**Task inputs**:
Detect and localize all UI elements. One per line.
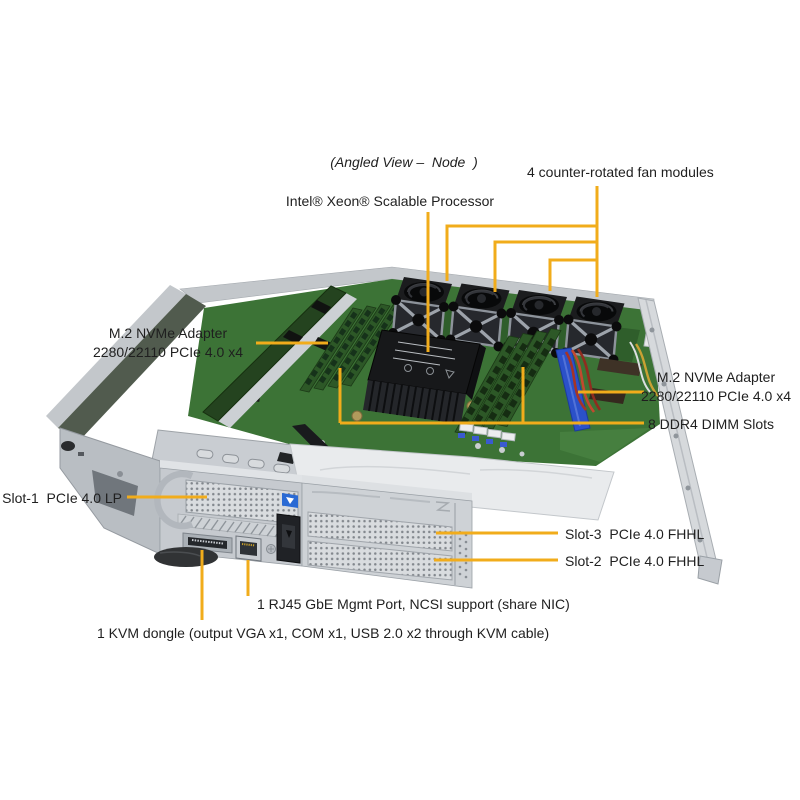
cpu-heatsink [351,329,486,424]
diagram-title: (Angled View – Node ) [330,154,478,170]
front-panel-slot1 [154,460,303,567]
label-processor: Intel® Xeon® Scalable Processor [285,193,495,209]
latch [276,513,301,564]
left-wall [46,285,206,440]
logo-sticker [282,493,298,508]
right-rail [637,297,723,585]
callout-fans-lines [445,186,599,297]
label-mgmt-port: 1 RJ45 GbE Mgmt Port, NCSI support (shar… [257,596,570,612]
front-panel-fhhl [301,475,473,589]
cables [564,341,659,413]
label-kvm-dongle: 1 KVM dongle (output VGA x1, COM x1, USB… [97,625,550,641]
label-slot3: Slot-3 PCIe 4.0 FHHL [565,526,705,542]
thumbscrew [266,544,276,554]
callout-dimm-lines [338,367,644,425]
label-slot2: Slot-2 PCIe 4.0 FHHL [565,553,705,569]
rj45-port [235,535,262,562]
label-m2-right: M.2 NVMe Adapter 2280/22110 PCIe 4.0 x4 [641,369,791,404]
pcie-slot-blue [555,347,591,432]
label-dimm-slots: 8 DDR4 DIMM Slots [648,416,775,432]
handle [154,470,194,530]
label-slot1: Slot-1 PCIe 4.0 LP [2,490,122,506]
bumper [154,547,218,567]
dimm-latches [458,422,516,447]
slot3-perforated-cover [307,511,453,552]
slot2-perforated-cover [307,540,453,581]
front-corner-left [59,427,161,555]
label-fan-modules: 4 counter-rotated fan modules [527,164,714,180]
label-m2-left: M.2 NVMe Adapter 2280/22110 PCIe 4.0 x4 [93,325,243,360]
...
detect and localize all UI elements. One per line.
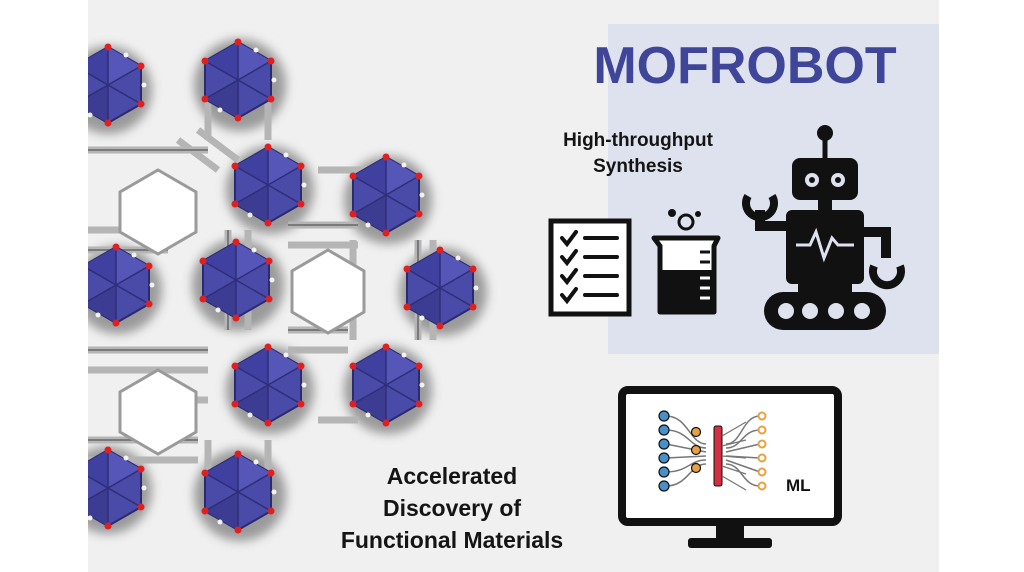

**Aim of the exercise**:
Report each line of the listing above that contains the string "perforated". Uppercase and lowercase letters count as different.

**Exercise result**:
slot3-perforated-cover [307,511,453,552]
slot2-perforated-cover [307,540,453,581]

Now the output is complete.